> [Data]
== == ==
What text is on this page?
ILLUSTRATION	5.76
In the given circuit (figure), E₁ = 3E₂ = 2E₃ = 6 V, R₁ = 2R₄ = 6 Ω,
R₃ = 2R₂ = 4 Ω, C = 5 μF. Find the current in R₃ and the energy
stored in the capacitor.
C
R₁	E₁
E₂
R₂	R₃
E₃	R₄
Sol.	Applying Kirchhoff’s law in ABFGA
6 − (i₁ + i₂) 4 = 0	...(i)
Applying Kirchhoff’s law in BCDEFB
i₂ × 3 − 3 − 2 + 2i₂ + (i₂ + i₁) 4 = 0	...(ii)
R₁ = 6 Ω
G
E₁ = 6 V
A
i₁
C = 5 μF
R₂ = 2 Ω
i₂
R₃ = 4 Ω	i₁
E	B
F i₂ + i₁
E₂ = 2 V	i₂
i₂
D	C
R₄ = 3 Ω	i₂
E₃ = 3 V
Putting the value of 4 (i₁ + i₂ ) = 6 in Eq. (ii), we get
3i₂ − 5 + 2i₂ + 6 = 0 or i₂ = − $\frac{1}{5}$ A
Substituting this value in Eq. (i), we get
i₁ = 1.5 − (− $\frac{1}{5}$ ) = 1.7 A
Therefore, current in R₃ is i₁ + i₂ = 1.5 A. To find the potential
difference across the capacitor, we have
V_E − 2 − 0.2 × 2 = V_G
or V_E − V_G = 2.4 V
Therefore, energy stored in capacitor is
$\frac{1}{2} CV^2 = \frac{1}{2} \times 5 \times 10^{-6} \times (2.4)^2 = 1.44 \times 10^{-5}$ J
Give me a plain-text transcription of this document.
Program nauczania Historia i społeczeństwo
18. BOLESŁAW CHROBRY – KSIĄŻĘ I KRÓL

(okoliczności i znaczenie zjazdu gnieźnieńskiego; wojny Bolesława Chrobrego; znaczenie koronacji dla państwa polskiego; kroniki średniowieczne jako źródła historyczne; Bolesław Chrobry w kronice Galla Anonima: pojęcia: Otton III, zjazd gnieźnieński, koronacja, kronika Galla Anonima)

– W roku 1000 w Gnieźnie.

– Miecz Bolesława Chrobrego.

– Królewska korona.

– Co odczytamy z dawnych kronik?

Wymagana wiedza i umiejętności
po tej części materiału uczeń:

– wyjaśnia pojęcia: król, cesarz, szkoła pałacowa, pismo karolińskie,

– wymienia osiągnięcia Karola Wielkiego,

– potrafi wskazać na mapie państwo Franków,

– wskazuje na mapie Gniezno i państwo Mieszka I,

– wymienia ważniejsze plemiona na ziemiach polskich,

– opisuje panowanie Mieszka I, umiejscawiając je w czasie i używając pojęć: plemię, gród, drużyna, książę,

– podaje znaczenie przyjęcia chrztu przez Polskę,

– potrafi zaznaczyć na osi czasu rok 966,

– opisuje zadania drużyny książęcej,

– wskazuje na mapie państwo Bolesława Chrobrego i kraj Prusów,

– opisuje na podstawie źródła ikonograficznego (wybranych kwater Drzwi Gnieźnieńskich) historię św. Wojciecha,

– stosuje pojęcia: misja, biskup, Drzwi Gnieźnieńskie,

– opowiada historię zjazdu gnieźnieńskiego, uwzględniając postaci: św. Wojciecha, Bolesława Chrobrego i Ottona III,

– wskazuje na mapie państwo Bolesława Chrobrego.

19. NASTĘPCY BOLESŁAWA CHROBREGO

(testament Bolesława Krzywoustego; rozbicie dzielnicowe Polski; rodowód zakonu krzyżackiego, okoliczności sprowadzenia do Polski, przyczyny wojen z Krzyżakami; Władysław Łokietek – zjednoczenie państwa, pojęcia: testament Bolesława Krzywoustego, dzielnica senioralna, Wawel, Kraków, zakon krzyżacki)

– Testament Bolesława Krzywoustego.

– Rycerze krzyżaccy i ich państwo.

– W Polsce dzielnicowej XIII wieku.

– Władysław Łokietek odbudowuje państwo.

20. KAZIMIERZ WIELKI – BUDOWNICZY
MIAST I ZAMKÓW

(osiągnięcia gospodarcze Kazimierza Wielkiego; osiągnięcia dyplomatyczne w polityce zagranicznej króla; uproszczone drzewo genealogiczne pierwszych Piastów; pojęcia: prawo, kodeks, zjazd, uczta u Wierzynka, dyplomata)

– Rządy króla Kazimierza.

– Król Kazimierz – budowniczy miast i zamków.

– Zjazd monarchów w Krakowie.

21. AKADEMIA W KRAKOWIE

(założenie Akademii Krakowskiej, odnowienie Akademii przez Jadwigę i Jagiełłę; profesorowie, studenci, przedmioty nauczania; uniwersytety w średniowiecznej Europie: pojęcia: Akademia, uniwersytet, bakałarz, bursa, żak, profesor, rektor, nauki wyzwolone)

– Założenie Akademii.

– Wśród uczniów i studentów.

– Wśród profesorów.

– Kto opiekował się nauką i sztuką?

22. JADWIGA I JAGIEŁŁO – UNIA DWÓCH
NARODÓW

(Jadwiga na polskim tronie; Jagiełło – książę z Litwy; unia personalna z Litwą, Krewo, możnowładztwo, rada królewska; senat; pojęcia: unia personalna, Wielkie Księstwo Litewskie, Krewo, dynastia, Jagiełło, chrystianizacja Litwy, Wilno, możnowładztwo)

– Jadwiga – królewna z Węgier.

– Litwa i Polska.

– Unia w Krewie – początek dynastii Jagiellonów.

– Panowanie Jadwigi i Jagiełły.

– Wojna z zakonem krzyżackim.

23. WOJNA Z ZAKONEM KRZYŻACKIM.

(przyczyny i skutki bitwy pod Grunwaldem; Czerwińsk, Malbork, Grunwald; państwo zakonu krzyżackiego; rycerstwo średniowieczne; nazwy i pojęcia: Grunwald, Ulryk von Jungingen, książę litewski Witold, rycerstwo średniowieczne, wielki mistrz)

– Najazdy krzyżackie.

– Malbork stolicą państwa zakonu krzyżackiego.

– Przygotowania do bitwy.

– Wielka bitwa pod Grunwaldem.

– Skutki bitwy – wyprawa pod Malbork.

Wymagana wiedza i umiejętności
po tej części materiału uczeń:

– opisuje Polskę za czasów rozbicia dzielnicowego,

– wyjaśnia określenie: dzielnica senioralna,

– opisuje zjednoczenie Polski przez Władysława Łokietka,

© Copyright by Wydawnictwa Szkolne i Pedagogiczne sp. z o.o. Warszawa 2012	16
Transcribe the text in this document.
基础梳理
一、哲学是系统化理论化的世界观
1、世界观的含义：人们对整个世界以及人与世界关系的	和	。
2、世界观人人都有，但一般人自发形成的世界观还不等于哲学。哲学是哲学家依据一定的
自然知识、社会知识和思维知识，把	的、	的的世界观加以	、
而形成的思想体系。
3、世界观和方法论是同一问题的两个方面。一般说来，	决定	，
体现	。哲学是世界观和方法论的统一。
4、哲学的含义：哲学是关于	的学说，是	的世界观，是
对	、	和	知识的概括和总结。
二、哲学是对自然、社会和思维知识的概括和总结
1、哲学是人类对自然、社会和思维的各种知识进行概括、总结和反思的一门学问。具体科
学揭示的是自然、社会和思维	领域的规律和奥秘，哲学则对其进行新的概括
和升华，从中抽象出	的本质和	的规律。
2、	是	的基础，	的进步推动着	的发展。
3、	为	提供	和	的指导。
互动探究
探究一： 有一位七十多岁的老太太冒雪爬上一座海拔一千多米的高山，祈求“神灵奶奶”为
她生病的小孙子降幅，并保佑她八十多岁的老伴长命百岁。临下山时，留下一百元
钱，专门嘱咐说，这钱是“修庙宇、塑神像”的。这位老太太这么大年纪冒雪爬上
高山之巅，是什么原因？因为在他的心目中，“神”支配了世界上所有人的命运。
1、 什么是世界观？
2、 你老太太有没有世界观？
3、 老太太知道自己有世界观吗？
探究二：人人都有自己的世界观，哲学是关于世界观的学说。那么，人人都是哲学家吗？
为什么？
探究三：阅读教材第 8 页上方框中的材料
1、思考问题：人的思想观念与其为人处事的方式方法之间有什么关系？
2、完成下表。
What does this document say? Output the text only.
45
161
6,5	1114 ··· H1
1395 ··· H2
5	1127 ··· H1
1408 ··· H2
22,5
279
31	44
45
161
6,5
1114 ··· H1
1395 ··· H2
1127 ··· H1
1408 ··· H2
== == ==
> [What you should do] Would you give again, word for word, every line from the one with "What does this" through the final line of the listing above?

> [Solution to the problem]
What does this document say? Output the text only.
45
161
6,5	1114 ··· H1
1395 ··· H2
5	1127 ··· H1
1408 ··· H2
22,5
279
31	44
45
161
6,5
1114 ··· H1
1395 ··· H2
1127 ··· H1
1408 ··· H2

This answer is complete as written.